* _Task inputs_
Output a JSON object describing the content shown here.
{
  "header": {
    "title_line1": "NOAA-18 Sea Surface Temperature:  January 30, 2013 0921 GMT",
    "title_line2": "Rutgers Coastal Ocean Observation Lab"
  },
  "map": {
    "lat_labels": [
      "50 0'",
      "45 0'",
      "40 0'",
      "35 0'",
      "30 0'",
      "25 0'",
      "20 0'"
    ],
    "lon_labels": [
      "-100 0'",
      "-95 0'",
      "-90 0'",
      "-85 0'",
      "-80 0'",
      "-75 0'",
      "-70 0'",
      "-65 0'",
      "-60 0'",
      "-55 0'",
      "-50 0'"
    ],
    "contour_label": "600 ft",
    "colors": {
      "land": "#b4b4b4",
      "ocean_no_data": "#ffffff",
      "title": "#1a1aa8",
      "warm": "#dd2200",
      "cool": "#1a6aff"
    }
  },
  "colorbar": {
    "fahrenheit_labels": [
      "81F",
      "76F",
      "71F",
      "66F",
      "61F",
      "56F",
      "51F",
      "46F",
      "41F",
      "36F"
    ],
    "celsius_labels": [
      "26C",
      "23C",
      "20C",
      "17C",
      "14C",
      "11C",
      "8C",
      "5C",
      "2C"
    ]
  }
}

* _Exercise aim_
Your task is to quote the listing above word for word.

* _Reply_
Output a JSON object describing the content shown here.
{
  "header": {
    "title_line1": "NOAA-18 Sea Surface Temperature:  January 30, 2013 0921 GMT",
    "title_line2": "Rutgers Coastal Ocean Observation Lab"
  },
  "map": {
    "lat_labels": [
      "50 0'",
      "45 0'",
      "40 0'",
      "35 0'",
      "30 0'",
      "25 0'",
      "20 0'"
    ],
    "lon_labels": [
      "-100 0'",
      "-95 0'",
      "-90 0'",
      "-85 0'",
      "-80 0'",
      "-75 0'",
      "-70 0'",
      "-65 0'",
      "-60 0'",
      "-55 0'",
      "-50 0'"
    ],
    "contour_label": "600 ft",
    "colors": {
      "land": "#b4b4b4",
      "ocean_no_data": "#ffffff",
      "title": "#1a1aa8",
      "warm": "#dd2200",
      "cool": "#1a6aff"
    }
  },
  "colorbar": {
    "fahrenheit_labels": [
      "81F",
      "76F",
      "71F",
      "66F",
      "61F",
      "56F",
      "51F",
      "46F",
      "41F",
      "36F"
    ],
    "celsius_labels": [
      "26C",
      "23C",
      "20C",
      "17C",
      "14C",
      "11C",
      "8C",
      "5C",
      "2C"
    ]
  }
}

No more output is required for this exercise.